WRITTEN PROBLEM: Write out each line from the data below that includes the word "delivery".

::::

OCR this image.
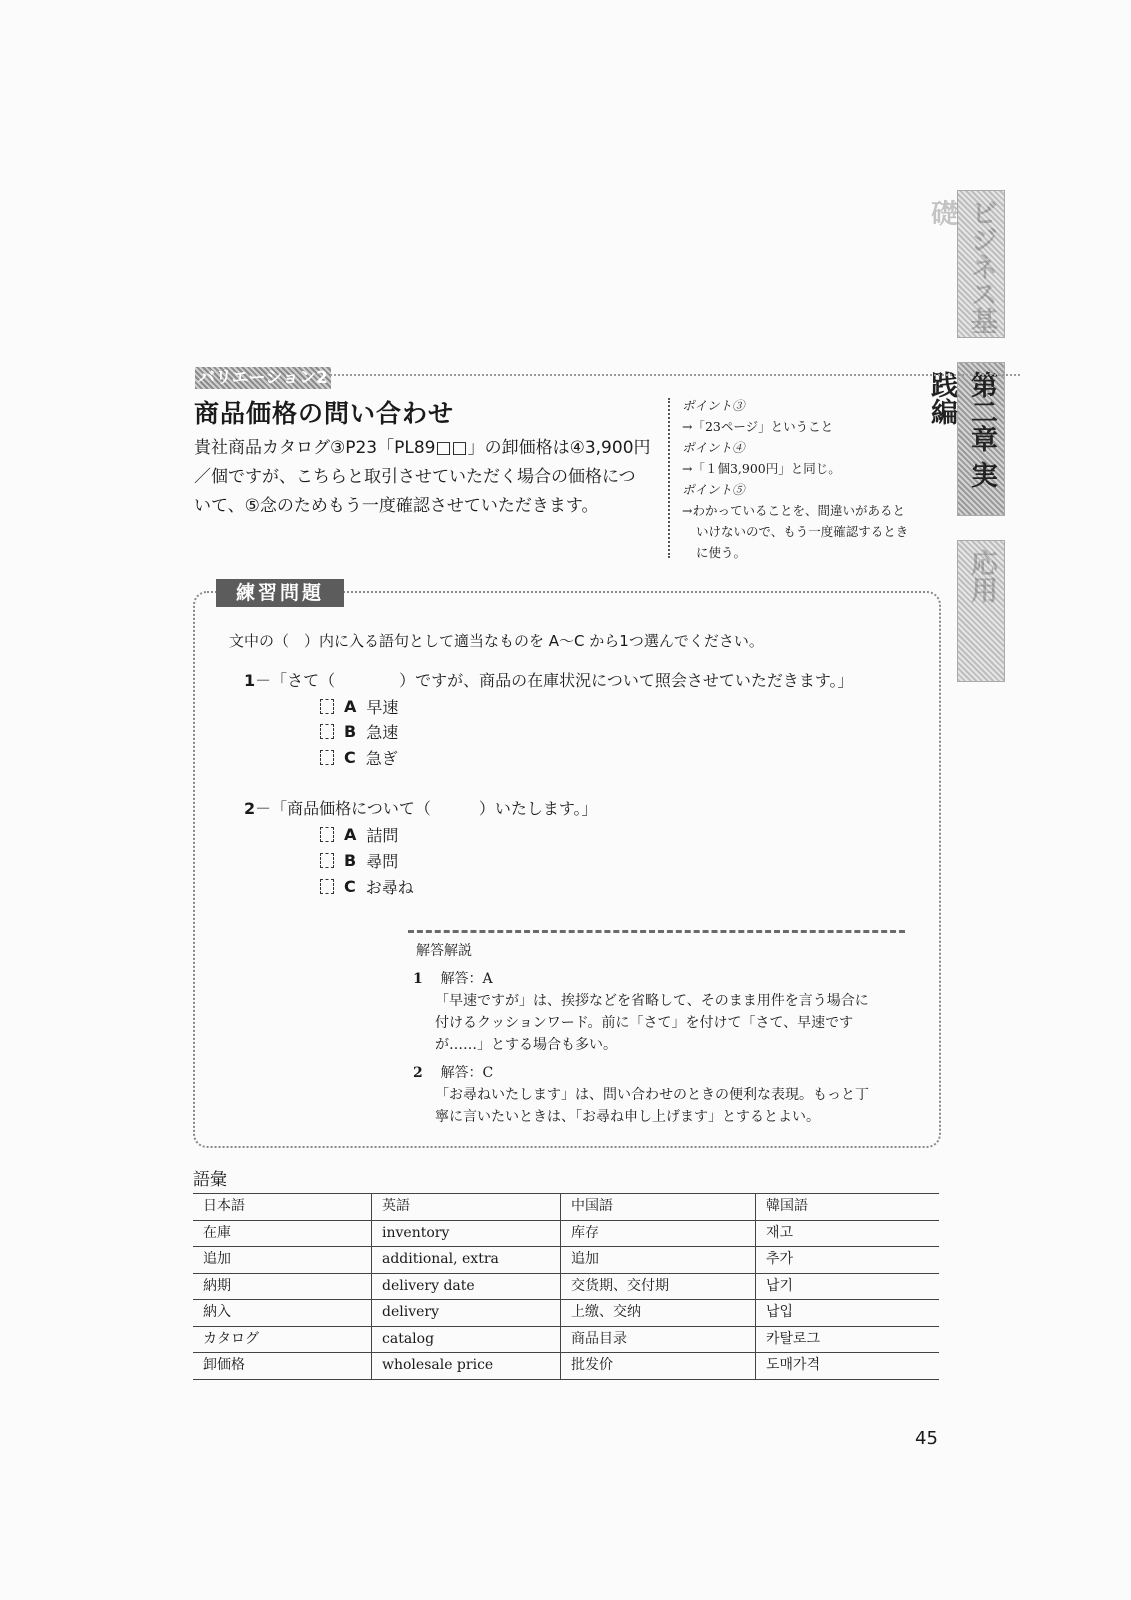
ビジネス基礎
第二章 実践編
応用
バリエーション2
商品価格の問い合わせ
貴社商品カタログ③P23「PL89□□」の卸価格は④3,900円
／個ですが、こちらと取引させていただく場合の価格につ
いて、⑤念のためもう一度確認させていただきます。
ポイント③
→「23ページ」ということ
ポイント④
→「１個3,900円」と同じ。
ポイント⑤
→わかっていることを、間違いがあると
いけないので、もう一度確認するとき
に使う。
練習問題
文中の（　）内に入る語句として適当なものを A～C から1つ選んでください。
1－「さて（　　　　）ですが、商品の在庫状況について照会させていただきます。」
A 早速
B 急速
C 急ぎ
2－「商品価格について（　　　）いたします。」
A 詰問
B 尋問
C お尋ね
解答解説
1 解答：A
「早速ですが」は、挨拶などを省略して、そのまま用件を言う場合に
付けるクッションワード。前に「さて」を付けて「さて、早速です
が……」とする場合も多い。
2 解答：C
「お尋ねいたします」は、問い合わせのときの便利な表現。もっと丁
寧に言いたいときは、「お尋ね申し上げます」とするとよい。
語彙
日本語	英語	中国語	韓国語
在庫	inventory	库存	재고
追加	additional, extra	追加	추가
納期	delivery date	交货期、交付期	납기
納入	delivery	上缴、交纳	납입
カタログ	catalog	商品目录	카탈로그
卸価格	wholesale price	批发价	도매가격
45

::::

FULL ANSWER:
納期	delivery date	交货期、交付期	납기
納入	delivery	上缴、交纳	납입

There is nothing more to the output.